§ **Aim of the task**:
Print out each entry below exactly, please.

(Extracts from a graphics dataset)
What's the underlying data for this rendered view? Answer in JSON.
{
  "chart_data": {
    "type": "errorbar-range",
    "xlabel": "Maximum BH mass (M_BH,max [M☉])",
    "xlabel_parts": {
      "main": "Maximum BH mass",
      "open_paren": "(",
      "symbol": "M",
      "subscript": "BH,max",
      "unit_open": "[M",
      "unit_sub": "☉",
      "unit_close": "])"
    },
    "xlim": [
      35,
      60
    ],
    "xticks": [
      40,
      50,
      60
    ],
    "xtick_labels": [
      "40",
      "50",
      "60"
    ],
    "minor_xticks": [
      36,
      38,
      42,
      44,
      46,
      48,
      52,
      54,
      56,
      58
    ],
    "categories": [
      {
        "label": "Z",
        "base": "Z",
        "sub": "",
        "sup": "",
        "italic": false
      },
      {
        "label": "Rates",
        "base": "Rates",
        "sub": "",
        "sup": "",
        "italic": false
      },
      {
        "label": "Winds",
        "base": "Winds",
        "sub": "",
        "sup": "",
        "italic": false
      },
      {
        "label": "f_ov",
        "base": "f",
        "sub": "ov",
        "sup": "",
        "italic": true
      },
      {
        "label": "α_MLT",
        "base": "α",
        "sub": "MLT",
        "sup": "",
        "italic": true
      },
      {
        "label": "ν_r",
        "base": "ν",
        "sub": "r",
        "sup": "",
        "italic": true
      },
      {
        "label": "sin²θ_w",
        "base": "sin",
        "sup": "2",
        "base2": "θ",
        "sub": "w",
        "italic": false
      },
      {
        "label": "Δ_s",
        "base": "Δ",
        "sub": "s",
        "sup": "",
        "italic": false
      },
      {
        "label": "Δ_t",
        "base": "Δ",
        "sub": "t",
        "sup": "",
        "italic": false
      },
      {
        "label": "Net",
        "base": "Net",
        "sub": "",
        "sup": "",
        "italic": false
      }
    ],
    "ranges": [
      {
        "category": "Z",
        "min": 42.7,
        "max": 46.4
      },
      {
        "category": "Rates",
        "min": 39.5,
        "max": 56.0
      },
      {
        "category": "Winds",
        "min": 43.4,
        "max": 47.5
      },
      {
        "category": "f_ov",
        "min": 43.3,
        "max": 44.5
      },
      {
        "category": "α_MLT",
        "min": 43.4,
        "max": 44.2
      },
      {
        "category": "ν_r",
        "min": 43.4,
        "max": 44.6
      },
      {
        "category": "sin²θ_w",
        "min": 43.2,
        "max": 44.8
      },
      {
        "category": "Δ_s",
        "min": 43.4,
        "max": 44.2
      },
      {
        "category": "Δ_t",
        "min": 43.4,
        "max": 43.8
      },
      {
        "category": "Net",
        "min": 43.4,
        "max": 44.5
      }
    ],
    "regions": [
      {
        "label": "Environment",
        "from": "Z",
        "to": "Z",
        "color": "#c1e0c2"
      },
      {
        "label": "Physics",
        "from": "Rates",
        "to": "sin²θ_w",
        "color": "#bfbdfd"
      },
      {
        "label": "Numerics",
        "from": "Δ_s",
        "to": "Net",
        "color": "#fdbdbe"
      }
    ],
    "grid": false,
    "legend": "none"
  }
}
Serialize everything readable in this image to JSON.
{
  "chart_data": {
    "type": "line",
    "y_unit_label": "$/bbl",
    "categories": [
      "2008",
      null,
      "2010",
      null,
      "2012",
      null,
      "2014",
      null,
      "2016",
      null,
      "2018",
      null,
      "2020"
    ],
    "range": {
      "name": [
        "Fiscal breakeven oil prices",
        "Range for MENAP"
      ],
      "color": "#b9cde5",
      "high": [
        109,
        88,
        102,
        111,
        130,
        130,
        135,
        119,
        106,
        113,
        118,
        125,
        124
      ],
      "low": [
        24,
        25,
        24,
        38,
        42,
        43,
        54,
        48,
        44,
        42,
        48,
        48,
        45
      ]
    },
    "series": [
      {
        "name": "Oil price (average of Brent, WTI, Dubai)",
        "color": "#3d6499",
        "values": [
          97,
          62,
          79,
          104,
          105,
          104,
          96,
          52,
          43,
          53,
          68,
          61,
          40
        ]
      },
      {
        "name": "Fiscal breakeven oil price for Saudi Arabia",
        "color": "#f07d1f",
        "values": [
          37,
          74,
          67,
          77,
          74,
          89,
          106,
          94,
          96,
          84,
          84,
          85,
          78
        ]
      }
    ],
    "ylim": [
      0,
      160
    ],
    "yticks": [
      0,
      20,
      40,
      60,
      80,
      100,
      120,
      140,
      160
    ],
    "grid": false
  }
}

§ **Response below**:
What's the underlying data for this rendered view? Answer in JSON.
{
  "chart_data": {
    "type": "errorbar-range",
    "xlabel": "Maximum BH mass (M_BH,max [M☉])",
    "xlabel_parts": {
      "main": "Maximum BH mass",
      "open_paren": "(",
      "symbol": "M",
      "subscript": "BH,max",
      "unit_open": "[M",
      "unit_sub": "☉",
      "unit_close": "])"
    },
    "xlim": [
      35,
      60
    ],
    "xticks": [
      40,
      50,
      60
    ],
    "xtick_labels": [
      "40",
      "50",
      "60"
    ],
    "minor_xticks": [
      36,
      38,
      42,
      44,
      46,
      48,
      52,
      54,
      56,
      58
    ],
    "categories": [
      {
        "label": "Z",
        "base": "Z",
        "sub": "",
        "sup": "",
        "italic": false
      },
      {
        "label": "Rates",
        "base": "Rates",
        "sub": "",
        "sup": "",
        "italic": false
      },
      {
        "label": "Winds",
        "base": "Winds",
        "sub": "",
        "sup": "",
        "italic": false
      },
      {
        "label": "f_ov",
        "base": "f",
        "sub": "ov",
        "sup": "",
        "italic": true
      },
      {
        "label": "α_MLT",
        "base": "α",
        "sub": "MLT",
        "sup": "",
        "italic": true
      },
      {
        "label": "ν_r",
        "base": "ν",
        "sub": "r",
        "sup": "",
        "italic": true
      },
      {
        "label": "sin²θ_w",
        "base": "sin",
        "sup": "2",
        "base2": "θ",
        "sub": "w",
        "italic": false
      },
      {
        "label": "Δ_s",
        "base": "Δ",
        "sub": "s",
        "sup": "",
        "italic": false
      },
      {
        "label": "Δ_t",
        "base": "Δ",
        "sub": "t",
        "sup": "",
        "italic": false
      },
      {
        "label": "Net",
        "base": "Net",
        "sub": "",
        "sup": "",
        "italic": false
      }
    ],
    "ranges": [
      {
        "category": "Z",
        "min": 42.7,
        "max": 46.4
      },
      {
        "category": "Rates",
        "min": 39.5,
        "max": 56.0
      },
      {
        "category": "Winds",
        "min": 43.4,
        "max": 47.5
      },
      {
        "category": "f_ov",
        "min": 43.3,
        "max": 44.5
      },
      {
        "category": "α_MLT",
        "min": 43.4,
        "max": 44.2
      },
      {
        "category": "ν_r",
        "min": 43.4,
        "max": 44.6
      },
      {
        "category": "sin²θ_w",
        "min": 43.2,
        "max": 44.8
      },
      {
        "category": "Δ_s",
        "min": 43.4,
        "max": 44.2
      },
      {
        "category": "Δ_t",
        "min": 43.4,
        "max": 43.8
      },
      {
        "category": "Net",
        "min": 43.4,
        "max": 44.5
      }
    ],
    "regions": [
      {
        "label": "Environment",
        "from": "Z",
        "to": "Z",
        "color": "#c1e0c2"
      },
      {
        "label": "Physics",
        "from": "Rates",
        "to": "sin²θ_w",
        "color": "#bfbdfd"
      },
      {
        "label": "Numerics",
        "from": "Δ_s",
        "to": "Net",
        "color": "#fdbdbe"
      }
    ],
    "grid": false,
    "legend": "none"
  }
}
Serialize everything readable in this image to JSON.
{
  "chart_data": {
    "type": "line",
    "y_unit_label": "$/bbl",
    "categories": [
      "2008",
      null,
      "2010",
      null,
      "2012",
      null,
      "2014",
      null,
      "2016",
      null,
      "2018",
      null,
      "2020"
    ],
    "range": {
      "name": [
        "Fiscal breakeven oil prices",
        "Range for MENAP"
      ],
      "color": "#b9cde5",
      "high": [
        109,
        88,
        102,
        111,
        130,
        130,
        135,
        119,
        106,
        113,
        118,
        125,
        124
      ],
      "low": [
        24,
        25,
        24,
        38,
        42,
        43,
        54,
        48,
        44,
        42,
        48,
        48,
        45
      ]
    },
    "series": [
      {
        "name": "Oil price (average of Brent, WTI, Dubai)",
        "color": "#3d6499",
        "values": [
          97,
          62,
          79,
          104,
          105,
          104,
          96,
          52,
          43,
          53,
          68,
          61,
          40
        ]
      },
      {
        "name": "Fiscal breakeven oil price for Saudi Arabia",
        "color": "#f07d1f",
        "values": [
          37,
          74,
          67,
          77,
          74,
          89,
          106,
          94,
          96,
          84,
          84,
          85,
          78
        ]
      }
    ],
    "ylim": [
      0,
      160
    ],
    "yticks": [
      0,
      20,
      40,
      60,
      80,
      100,
      120,
      140,
      160
    ],
    "grid": false
  }
}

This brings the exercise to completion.